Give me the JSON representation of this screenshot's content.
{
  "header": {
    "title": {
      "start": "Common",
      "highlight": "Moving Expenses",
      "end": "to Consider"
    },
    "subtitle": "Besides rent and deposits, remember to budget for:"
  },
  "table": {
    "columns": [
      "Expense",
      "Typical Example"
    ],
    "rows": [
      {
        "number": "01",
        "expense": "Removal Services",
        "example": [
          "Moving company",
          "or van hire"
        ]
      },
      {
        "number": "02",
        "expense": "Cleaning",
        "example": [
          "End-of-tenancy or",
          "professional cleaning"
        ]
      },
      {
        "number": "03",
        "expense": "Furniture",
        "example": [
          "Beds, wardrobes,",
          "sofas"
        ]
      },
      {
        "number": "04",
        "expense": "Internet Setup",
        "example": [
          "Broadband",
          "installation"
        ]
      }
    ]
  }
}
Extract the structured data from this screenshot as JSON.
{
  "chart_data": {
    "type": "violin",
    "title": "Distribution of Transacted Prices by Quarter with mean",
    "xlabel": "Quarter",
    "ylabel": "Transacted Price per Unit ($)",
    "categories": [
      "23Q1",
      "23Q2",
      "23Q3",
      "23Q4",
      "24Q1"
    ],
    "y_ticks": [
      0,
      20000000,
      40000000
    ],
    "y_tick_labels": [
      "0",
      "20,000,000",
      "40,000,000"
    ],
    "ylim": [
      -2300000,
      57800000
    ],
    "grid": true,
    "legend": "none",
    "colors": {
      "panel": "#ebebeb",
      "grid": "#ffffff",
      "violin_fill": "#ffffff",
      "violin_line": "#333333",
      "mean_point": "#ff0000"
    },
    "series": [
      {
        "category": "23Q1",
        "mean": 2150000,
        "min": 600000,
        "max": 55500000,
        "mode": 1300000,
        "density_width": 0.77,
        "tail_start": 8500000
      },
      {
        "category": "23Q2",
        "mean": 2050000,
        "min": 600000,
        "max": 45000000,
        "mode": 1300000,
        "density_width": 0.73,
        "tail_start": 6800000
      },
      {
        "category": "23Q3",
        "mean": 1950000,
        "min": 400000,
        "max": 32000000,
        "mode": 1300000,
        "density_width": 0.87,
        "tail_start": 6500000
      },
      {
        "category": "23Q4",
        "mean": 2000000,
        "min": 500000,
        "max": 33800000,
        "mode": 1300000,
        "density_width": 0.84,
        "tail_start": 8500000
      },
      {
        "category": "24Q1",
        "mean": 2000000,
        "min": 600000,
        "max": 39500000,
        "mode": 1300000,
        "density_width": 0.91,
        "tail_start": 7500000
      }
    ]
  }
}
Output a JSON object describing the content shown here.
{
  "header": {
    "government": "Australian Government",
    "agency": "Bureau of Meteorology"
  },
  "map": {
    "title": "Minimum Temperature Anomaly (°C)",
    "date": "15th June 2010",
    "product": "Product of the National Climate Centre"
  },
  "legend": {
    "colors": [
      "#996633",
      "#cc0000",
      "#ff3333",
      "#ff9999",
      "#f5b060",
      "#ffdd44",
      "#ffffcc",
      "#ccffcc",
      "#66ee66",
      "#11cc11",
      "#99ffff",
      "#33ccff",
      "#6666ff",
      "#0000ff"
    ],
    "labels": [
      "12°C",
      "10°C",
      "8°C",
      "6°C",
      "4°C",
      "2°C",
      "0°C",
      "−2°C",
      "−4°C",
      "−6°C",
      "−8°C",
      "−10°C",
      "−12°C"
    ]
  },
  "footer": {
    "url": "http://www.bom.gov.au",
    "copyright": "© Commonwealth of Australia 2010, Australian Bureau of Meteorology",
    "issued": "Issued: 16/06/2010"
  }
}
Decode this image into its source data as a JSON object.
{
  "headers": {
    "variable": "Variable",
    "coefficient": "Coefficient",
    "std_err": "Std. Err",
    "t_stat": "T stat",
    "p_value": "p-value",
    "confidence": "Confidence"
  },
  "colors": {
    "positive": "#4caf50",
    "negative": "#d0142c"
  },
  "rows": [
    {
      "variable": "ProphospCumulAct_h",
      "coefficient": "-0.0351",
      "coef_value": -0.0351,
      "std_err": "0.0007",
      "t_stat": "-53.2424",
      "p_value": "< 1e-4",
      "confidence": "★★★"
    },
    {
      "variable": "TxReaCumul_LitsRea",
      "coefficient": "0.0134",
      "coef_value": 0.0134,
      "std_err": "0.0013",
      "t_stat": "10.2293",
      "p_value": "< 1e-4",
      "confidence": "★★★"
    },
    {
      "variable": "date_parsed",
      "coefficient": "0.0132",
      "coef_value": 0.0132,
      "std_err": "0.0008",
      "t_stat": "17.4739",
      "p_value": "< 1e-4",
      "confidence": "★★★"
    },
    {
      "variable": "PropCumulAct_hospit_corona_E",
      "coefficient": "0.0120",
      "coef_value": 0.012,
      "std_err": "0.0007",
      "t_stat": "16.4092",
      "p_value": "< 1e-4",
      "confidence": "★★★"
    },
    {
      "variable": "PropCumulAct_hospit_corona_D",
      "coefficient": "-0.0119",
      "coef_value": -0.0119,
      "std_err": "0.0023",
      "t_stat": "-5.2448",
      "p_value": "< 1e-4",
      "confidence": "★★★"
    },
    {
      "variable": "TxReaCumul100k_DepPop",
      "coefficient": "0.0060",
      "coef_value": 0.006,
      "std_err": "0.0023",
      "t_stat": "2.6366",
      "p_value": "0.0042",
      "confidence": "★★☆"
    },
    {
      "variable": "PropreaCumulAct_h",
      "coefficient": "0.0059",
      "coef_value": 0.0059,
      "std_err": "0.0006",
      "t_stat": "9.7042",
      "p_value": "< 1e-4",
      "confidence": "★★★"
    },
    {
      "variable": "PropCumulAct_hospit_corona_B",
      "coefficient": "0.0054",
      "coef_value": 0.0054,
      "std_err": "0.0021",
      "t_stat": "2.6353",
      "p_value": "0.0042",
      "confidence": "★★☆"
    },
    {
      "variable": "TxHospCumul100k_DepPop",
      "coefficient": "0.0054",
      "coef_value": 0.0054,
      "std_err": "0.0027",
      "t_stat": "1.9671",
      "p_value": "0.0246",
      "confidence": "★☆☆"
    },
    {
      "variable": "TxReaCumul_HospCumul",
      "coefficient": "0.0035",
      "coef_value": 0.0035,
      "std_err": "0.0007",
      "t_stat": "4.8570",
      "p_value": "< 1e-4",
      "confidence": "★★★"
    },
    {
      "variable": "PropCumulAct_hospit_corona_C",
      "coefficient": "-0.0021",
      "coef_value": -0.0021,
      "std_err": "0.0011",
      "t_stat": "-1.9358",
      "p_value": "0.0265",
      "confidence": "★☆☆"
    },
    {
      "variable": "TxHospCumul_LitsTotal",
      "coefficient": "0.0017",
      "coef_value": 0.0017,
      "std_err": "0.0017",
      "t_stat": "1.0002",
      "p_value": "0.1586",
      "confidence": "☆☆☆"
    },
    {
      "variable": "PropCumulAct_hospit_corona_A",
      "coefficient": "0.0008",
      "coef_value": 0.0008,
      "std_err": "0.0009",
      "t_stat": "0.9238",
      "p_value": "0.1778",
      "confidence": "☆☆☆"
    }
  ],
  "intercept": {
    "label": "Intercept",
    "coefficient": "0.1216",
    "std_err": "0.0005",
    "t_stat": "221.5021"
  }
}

-*-*-

How many of the lines above hold the word "Quarter"? Give only that number.

2